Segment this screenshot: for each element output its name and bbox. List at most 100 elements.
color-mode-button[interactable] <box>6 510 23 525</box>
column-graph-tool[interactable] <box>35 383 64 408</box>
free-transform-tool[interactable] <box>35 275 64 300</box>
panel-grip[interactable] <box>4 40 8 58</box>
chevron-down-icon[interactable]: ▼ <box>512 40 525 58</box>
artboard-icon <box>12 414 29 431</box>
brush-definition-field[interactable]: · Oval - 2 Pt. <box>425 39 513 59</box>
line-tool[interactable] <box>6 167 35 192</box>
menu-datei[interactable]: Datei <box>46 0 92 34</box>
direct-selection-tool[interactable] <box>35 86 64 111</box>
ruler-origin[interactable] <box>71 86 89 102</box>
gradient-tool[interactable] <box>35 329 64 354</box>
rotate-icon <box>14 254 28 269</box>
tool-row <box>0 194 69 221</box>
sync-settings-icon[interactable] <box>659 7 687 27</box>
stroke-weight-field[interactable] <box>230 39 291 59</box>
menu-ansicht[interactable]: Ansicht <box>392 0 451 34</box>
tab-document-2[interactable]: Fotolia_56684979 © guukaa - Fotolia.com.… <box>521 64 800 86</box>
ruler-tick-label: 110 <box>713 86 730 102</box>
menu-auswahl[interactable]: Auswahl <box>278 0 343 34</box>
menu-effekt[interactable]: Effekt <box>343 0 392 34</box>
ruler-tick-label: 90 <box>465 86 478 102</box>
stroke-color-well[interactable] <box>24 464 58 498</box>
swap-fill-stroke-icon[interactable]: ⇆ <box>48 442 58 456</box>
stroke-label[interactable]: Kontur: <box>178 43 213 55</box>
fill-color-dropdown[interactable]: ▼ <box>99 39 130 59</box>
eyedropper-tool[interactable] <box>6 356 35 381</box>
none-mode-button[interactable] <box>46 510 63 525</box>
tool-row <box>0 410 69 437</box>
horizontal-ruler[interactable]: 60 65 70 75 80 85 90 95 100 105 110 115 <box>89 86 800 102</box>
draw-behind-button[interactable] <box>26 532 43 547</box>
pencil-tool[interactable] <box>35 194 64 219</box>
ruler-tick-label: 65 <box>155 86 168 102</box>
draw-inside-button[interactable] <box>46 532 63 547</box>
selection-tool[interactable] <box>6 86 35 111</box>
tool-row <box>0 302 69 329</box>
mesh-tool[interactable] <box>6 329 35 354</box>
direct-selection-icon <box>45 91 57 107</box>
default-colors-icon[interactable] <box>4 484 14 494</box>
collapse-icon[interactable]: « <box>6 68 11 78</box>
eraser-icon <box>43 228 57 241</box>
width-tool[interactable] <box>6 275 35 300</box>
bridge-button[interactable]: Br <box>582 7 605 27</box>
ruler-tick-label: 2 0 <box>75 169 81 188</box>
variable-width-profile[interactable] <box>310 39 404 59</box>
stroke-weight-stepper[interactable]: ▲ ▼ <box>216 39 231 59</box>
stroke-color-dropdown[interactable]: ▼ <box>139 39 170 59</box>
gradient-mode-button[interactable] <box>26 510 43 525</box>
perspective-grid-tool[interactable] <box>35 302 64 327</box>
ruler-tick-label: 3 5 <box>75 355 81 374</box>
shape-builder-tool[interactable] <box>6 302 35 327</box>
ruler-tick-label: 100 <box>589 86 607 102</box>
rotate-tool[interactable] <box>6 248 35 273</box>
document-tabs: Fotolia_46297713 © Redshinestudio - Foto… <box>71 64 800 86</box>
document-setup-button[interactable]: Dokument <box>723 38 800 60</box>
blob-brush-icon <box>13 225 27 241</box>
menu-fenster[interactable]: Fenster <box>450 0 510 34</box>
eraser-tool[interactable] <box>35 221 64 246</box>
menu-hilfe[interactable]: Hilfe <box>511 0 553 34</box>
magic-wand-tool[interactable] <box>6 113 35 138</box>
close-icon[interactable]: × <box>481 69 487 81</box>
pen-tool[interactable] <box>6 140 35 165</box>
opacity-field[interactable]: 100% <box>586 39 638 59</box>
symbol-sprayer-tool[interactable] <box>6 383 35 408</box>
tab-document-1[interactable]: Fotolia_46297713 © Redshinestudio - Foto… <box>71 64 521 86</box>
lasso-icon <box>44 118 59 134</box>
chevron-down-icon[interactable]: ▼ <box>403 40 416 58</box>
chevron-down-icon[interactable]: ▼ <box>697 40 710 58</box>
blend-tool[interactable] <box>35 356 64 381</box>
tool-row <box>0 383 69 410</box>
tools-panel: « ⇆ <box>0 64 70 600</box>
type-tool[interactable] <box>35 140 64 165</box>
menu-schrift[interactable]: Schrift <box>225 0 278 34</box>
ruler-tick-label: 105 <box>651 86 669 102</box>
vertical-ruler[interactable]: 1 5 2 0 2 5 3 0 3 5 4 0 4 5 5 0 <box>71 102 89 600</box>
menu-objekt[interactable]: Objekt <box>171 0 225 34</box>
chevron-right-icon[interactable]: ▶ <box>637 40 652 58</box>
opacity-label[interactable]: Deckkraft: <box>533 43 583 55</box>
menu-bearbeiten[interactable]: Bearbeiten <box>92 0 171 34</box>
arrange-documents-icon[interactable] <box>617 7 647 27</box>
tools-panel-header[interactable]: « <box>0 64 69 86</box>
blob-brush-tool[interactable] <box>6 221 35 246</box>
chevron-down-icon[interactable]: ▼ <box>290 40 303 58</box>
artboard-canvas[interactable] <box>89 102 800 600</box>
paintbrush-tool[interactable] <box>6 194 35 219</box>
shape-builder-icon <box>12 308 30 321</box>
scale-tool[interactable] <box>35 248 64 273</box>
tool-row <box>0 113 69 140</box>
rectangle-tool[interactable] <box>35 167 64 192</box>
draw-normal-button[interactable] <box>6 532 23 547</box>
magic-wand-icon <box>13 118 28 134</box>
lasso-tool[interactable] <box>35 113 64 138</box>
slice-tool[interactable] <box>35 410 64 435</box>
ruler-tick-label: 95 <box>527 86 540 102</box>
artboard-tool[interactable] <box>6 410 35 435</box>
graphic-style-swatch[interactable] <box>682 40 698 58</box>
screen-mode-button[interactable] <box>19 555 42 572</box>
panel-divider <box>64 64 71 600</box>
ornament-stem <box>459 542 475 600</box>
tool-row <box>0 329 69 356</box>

- [Objective] Please rename "interactable" to "clickable" throughout all of the rows above and give the rows again, with nothing else changed.

- [Answer to this exercise]
Segment this screenshot: for each element output its name and bbox. List at most 100 elements.
color-mode-button[clickable] <box>6 510 23 525</box>
column-graph-tool[clickable] <box>35 383 64 408</box>
free-transform-tool[clickable] <box>35 275 64 300</box>
panel-grip[clickable] <box>4 40 8 58</box>
chevron-down-icon[clickable]: ▼ <box>512 40 525 58</box>
artboard-icon <box>12 414 29 431</box>
brush-definition-field[clickable]: · Oval - 2 Pt. <box>425 39 513 59</box>
line-tool[clickable] <box>6 167 35 192</box>
menu-datei[clickable]: Datei <box>46 0 92 34</box>
direct-selection-tool[clickable] <box>35 86 64 111</box>
ruler-origin[clickable] <box>71 86 89 102</box>
gradient-tool[clickable] <box>35 329 64 354</box>
rotate-icon <box>14 254 28 269</box>
tool-row <box>0 194 69 221</box>
sync-settings-icon[clickable] <box>659 7 687 27</box>
stroke-weight-field[clickable] <box>230 39 291 59</box>
menu-ansicht[clickable]: Ansicht <box>392 0 451 34</box>
tab-document-2[clickable]: Fotolia_56684979 © guukaa - Fotolia.com.… <box>521 64 800 86</box>
ruler-tick-label: 110 <box>713 86 730 102</box>
menu-auswahl[clickable]: Auswahl <box>278 0 343 34</box>
menu-effekt[clickable]: Effekt <box>343 0 392 34</box>
ruler-tick-label: 90 <box>465 86 478 102</box>
stroke-color-well[clickable] <box>24 464 58 498</box>
swap-fill-stroke-icon[clickable]: ⇆ <box>48 442 58 456</box>
stroke-label[clickable]: Kontur: <box>178 43 213 55</box>
fill-color-dropdown[clickable]: ▼ <box>99 39 130 59</box>
eyedropper-tool[clickable] <box>6 356 35 381</box>
none-mode-button[clickable] <box>46 510 63 525</box>
tool-row <box>0 410 69 437</box>
horizontal-ruler[clickable]: 60 65 70 75 80 85 90 95 100 105 110 115 <box>89 86 800 102</box>
draw-behind-button[clickable] <box>26 532 43 547</box>
pencil-tool[clickable] <box>35 194 64 219</box>
ruler-tick-label: 65 <box>155 86 168 102</box>
draw-inside-button[clickable] <box>46 532 63 547</box>
selection-tool[clickable] <box>6 86 35 111</box>
tool-row <box>0 302 69 329</box>
mesh-tool[clickable] <box>6 329 35 354</box>
direct-selection-icon <box>45 91 57 107</box>
default-colors-icon[clickable] <box>4 484 14 494</box>
collapse-icon[clickable]: « <box>6 68 11 78</box>
eraser-icon <box>43 228 57 241</box>
width-tool[clickable] <box>6 275 35 300</box>
bridge-button[clickable]: Br <box>582 7 605 27</box>
ruler-tick-label: 2 0 <box>75 169 81 188</box>
variable-width-profile[clickable] <box>310 39 404 59</box>
stroke-weight-stepper[clickable]: ▲ ▼ <box>216 39 231 59</box>
stroke-color-dropdown[clickable]: ▼ <box>139 39 170 59</box>
gradient-mode-button[clickable] <box>26 510 43 525</box>
perspective-grid-tool[clickable] <box>35 302 64 327</box>
ruler-tick-label: 3 5 <box>75 355 81 374</box>
shape-builder-tool[clickable] <box>6 302 35 327</box>
ruler-tick-label: 100 <box>589 86 607 102</box>
rotate-tool[clickable] <box>6 248 35 273</box>
document-tabs: Fotolia_46297713 © Redshinestudio - Foto… <box>71 64 800 86</box>
document-setup-button[clickable]: Dokument <box>723 38 800 60</box>
blob-brush-icon <box>13 225 27 241</box>
menu-fenster[clickable]: Fenster <box>450 0 510 34</box>
eraser-tool[clickable] <box>35 221 64 246</box>
menu-hilfe[clickable]: Hilfe <box>511 0 553 34</box>
magic-wand-tool[clickable] <box>6 113 35 138</box>
close-icon[clickable]: × <box>481 69 487 81</box>
pen-tool[clickable] <box>6 140 35 165</box>
opacity-field[clickable]: 100% <box>586 39 638 59</box>
symbol-sprayer-tool[clickable] <box>6 383 35 408</box>
tab-document-1[clickable]: Fotolia_46297713 © Redshinestudio - Foto… <box>71 64 521 86</box>
lasso-icon <box>44 118 59 134</box>
chevron-down-icon[clickable]: ▼ <box>403 40 416 58</box>
chevron-down-icon[clickable]: ▼ <box>697 40 710 58</box>
blend-tool[clickable] <box>35 356 64 381</box>
tool-row <box>0 383 69 410</box>
tools-panel: « ⇆ <box>0 64 70 600</box>
type-tool[clickable] <box>35 140 64 165</box>
menu-schrift[clickable]: Schrift <box>225 0 278 34</box>
ruler-tick-label: 105 <box>651 86 669 102</box>
vertical-ruler[clickable]: 1 5 2 0 2 5 3 0 3 5 4 0 4 5 5 0 <box>71 102 89 600</box>
menu-objekt[clickable]: Objekt <box>171 0 225 34</box>
chevron-right-icon[clickable]: ▶ <box>637 40 652 58</box>
opacity-label[clickable]: Deckkraft: <box>533 43 583 55</box>
menu-bearbeiten[clickable]: Bearbeiten <box>92 0 171 34</box>
arrange-documents-icon[clickable] <box>617 7 647 27</box>
tools-panel-header[clickable]: « <box>0 64 69 86</box>
blob-brush-tool[clickable] <box>6 221 35 246</box>
chevron-down-icon[clickable]: ▼ <box>290 40 303 58</box>
artboard-canvas[clickable] <box>89 102 800 600</box>
paintbrush-tool[clickable] <box>6 194 35 219</box>
shape-builder-icon <box>12 308 30 321</box>
scale-tool[clickable] <box>35 248 64 273</box>
tool-row <box>0 113 69 140</box>
rectangle-tool[clickable] <box>35 167 64 192</box>
draw-normal-button[clickable] <box>6 532 23 547</box>
magic-wand-icon <box>13 118 28 134</box>
lasso-tool[clickable] <box>35 113 64 138</box>
slice-tool[clickable] <box>35 410 64 435</box>
ruler-tick-label: 95 <box>527 86 540 102</box>
artboard-tool[clickable] <box>6 410 35 435</box>
graphic-style-swatch[clickable] <box>682 40 698 58</box>
screen-mode-button[clickable] <box>19 555 42 572</box>
panel-divider <box>64 64 71 600</box>
ornament-stem <box>459 542 475 600</box>
tool-row <box>0 329 69 356</box>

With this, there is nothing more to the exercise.